§ Input:
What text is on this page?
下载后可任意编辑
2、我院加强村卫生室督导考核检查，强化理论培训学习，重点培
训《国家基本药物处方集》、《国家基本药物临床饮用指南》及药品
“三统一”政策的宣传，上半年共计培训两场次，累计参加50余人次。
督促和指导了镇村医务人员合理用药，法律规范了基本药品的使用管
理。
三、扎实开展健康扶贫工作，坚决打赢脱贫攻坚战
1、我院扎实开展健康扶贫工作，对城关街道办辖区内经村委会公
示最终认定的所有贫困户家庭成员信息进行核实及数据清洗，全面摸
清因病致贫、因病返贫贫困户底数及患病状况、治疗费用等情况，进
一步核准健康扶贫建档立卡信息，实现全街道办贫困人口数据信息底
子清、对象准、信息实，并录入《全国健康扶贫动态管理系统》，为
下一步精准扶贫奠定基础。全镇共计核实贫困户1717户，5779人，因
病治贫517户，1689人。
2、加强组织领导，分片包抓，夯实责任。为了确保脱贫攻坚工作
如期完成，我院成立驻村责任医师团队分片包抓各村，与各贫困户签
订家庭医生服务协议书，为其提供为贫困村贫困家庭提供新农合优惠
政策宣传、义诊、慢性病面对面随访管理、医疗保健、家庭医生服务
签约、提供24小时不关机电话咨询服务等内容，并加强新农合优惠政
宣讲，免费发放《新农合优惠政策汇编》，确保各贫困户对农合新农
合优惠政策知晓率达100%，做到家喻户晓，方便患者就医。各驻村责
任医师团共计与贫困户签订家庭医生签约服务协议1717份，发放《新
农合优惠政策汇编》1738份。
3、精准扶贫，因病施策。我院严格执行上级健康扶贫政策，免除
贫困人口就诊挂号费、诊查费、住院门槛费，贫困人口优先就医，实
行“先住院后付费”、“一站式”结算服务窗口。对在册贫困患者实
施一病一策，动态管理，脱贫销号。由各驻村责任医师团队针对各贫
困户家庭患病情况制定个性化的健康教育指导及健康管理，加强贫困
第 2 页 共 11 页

§ Prompt: Reproduce each entry exactly, leaving out nothing.

§ Full output:
What text is on this page?
下载后可任意编辑
2、我院加强村卫生室督导考核检查，强化理论培训学习，重点培
训《国家基本药物处方集》、《国家基本药物临床饮用指南》及药品
“三统一”政策的宣传，上半年共计培训两场次，累计参加50余人次。
督促和指导了镇村医务人员合理用药，法律规范了基本药品的使用管
理。
三、扎实开展健康扶贫工作，坚决打赢脱贫攻坚战
1、我院扎实开展健康扶贫工作，对城关街道办辖区内经村委会公
示最终认定的所有贫困户家庭成员信息进行核实及数据清洗，全面摸
清因病致贫、因病返贫贫困户底数及患病状况、治疗费用等情况，进
一步核准健康扶贫建档立卡信息，实现全街道办贫困人口数据信息底
子清、对象准、信息实，并录入《全国健康扶贫动态管理系统》，为
下一步精准扶贫奠定基础。全镇共计核实贫困户1717户，5779人，因
病治贫517户，1689人。
2、加强组织领导，分片包抓，夯实责任。为了确保脱贫攻坚工作
如期完成，我院成立驻村责任医师团队分片包抓各村，与各贫困户签
订家庭医生服务协议书，为其提供为贫困村贫困家庭提供新农合优惠
政策宣传、义诊、慢性病面对面随访管理、医疗保健、家庭医生服务
签约、提供24小时不关机电话咨询服务等内容，并加强新农合优惠政
宣讲，免费发放《新农合优惠政策汇编》，确保各贫困户对农合新农
合优惠政策知晓率达100%，做到家喻户晓，方便患者就医。各驻村责
任医师团共计与贫困户签订家庭医生签约服务协议1717份，发放《新
农合优惠政策汇编》1738份。
3、精准扶贫，因病施策。我院严格执行上级健康扶贫政策，免除
贫困人口就诊挂号费、诊查费、住院门槛费，贫困人口优先就医，实
行“先住院后付费”、“一站式”结算服务窗口。对在册贫困患者实
施一病一策，动态管理，脱贫销号。由各驻村责任医师团队针对各贫
困户家庭患病情况制定个性化的健康教育指导及健康管理，加强贫困
第 2 页 共 11 页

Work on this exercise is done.